## Work to complete
Only the number is wanted: how many lines hold the word "SHOW"?

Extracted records
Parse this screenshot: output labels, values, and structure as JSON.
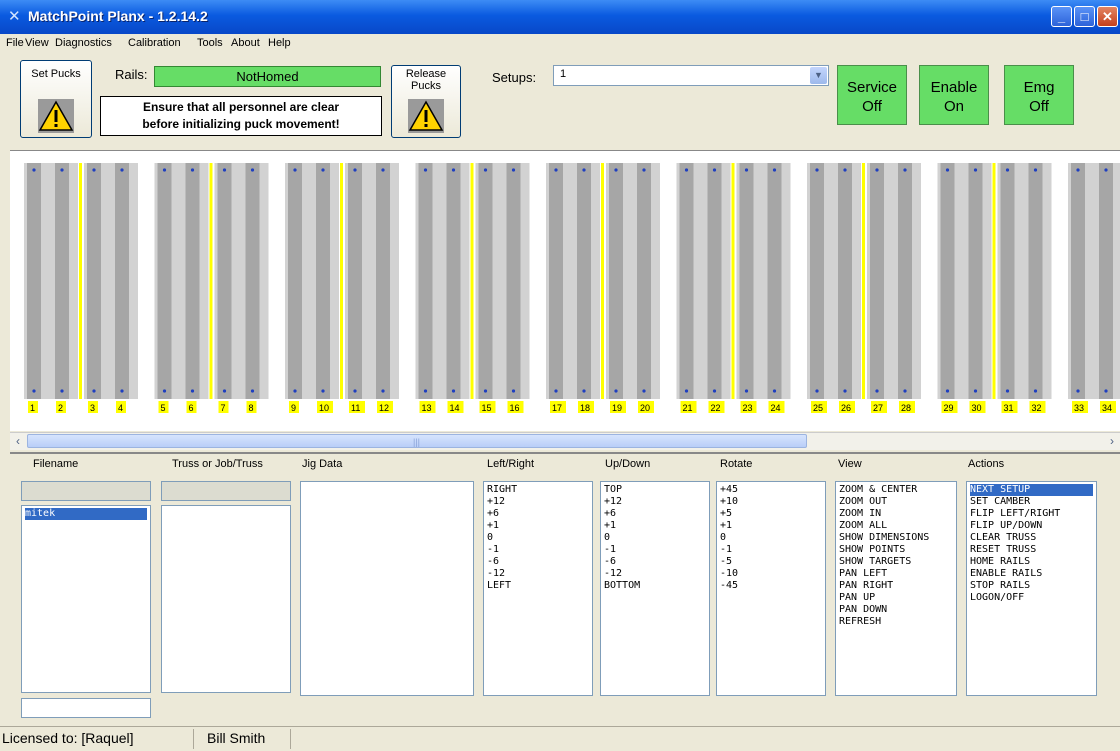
{
  "window": {
    "title": "MatchPoint Planx - 1.2.14.2"
  },
  "menu": [
    "File",
    "View",
    "Diagnostics",
    "Calibration",
    "Tools",
    "About",
    "Help"
  ],
  "toolbar": {
    "set_pucks_label": "Set Pucks",
    "rails_label": "Rails:",
    "rails_status": "NotHomed",
    "warning_line1": "Ensure that all personnel are clear",
    "warning_line2": "before initializing puck movement!",
    "release_pucks_line1": "Release",
    "release_pucks_line2": "Pucks",
    "setups_label": "Setups:",
    "setups_value": "1",
    "service_line1": "Service",
    "service_line2": "Off",
    "enable_line1": "Enable",
    "enable_line2": "On",
    "emg_line1": "Emg",
    "emg_line2": "Off"
  },
  "rails": {
    "numbers": [
      "1",
      "2",
      "3",
      "4",
      "5",
      "6",
      "7",
      "8",
      "9",
      "10",
      "11",
      "12",
      "13",
      "14",
      "15",
      "16",
      "17",
      "18",
      "19",
      "20",
      "21",
      "22",
      "23",
      "24",
      "25",
      "26",
      "27",
      "28",
      "29",
      "30",
      "31",
      "32",
      "33",
      "34"
    ]
  },
  "colors": {
    "rail_dark": "#a6a6a6",
    "rail_light": "#d2d2d2",
    "divider": "#ffff00",
    "puck": "#1f3fbf",
    "status_green": "#66dd66"
  },
  "panel": {
    "headers": {
      "filename": "Filename",
      "truss": "Truss or Job/Truss",
      "jig": "Jig Data",
      "leftright": "Left/Right",
      "updown": "Up/Down",
      "rotate": "Rotate",
      "view": "View",
      "actions": "Actions"
    },
    "filename_items": [
      "mitek"
    ],
    "leftright_items": [
      "RIGHT",
      "+12",
      "+6",
      "+1",
      "0",
      "-1",
      "-6",
      "-12",
      "LEFT"
    ],
    "updown_items": [
      "TOP",
      "+12",
      "+6",
      "+1",
      "0",
      "-1",
      "-6",
      "-12",
      "BOTTOM"
    ],
    "rotate_items": [
      "+45",
      "+10",
      "+5",
      "+1",
      "0",
      "-1",
      "-5",
      "-10",
      "-45"
    ],
    "view_items": [
      "ZOOM & CENTER",
      "ZOOM OUT",
      "ZOOM IN",
      "ZOOM ALL",
      "SHOW DIMENSIONS",
      "SHOW POINTS",
      "SHOW TARGETS",
      "PAN LEFT",
      "PAN RIGHT",
      "PAN UP",
      "PAN DOWN",
      "REFRESH"
    ],
    "actions_items": [
      "NEXT SETUP",
      "SET CAMBER",
      "FLIP LEFT/RIGHT",
      "FLIP UP/DOWN",
      "CLEAR TRUSS",
      "RESET TRUSS",
      "HOME RAILS",
      "ENABLE RAILS",
      "STOP RAILS",
      "LOGON/OFF"
    ]
  },
  "status": {
    "licensed": "Licensed to:  [Raquel]",
    "user": "Bill Smith"
  }
}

## Expected output
3